* _AIM_:
Set out each line from the following listing that includes the word "title".
--- Start of MATERIAL SHOWN ---
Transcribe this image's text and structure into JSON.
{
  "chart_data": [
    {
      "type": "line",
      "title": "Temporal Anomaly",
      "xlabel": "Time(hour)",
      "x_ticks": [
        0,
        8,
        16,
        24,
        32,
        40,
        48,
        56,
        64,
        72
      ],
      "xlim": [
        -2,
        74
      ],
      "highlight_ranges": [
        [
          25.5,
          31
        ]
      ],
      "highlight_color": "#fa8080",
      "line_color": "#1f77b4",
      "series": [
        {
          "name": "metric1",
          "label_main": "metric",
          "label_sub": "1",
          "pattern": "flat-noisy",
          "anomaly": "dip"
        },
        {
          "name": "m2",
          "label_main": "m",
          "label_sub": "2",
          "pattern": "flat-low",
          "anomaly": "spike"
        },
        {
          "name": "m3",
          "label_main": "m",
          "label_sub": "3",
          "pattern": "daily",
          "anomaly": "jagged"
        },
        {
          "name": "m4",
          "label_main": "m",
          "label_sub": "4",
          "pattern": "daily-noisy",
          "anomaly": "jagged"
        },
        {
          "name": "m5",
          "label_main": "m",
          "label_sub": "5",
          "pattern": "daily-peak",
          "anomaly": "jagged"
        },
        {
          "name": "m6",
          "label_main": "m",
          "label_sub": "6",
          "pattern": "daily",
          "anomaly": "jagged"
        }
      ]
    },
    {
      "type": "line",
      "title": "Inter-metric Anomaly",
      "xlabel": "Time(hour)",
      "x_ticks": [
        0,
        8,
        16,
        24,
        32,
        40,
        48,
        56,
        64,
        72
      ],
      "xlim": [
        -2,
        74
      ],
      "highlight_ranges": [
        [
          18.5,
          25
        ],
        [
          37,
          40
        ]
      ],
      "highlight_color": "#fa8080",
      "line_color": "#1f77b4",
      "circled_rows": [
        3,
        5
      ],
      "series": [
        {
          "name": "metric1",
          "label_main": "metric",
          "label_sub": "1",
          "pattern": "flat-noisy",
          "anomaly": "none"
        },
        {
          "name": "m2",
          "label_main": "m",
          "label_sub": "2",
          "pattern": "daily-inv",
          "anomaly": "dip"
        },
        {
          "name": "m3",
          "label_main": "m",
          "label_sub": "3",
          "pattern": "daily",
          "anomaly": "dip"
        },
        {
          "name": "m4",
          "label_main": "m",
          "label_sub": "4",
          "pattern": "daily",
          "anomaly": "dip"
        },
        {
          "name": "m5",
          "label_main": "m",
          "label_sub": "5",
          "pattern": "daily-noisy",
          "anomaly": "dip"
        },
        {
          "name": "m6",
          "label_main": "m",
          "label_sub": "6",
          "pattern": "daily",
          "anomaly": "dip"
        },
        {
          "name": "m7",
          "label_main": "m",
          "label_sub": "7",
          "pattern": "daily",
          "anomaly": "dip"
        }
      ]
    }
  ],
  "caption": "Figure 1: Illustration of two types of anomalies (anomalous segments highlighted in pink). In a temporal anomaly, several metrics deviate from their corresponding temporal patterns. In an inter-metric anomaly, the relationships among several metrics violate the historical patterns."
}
--- End of MATERIAL SHOWN ---
* _REPLY TO THE EXERCISE_:
      "title": "Temporal Anomaly",
      "title": "Inter-metric Anomaly",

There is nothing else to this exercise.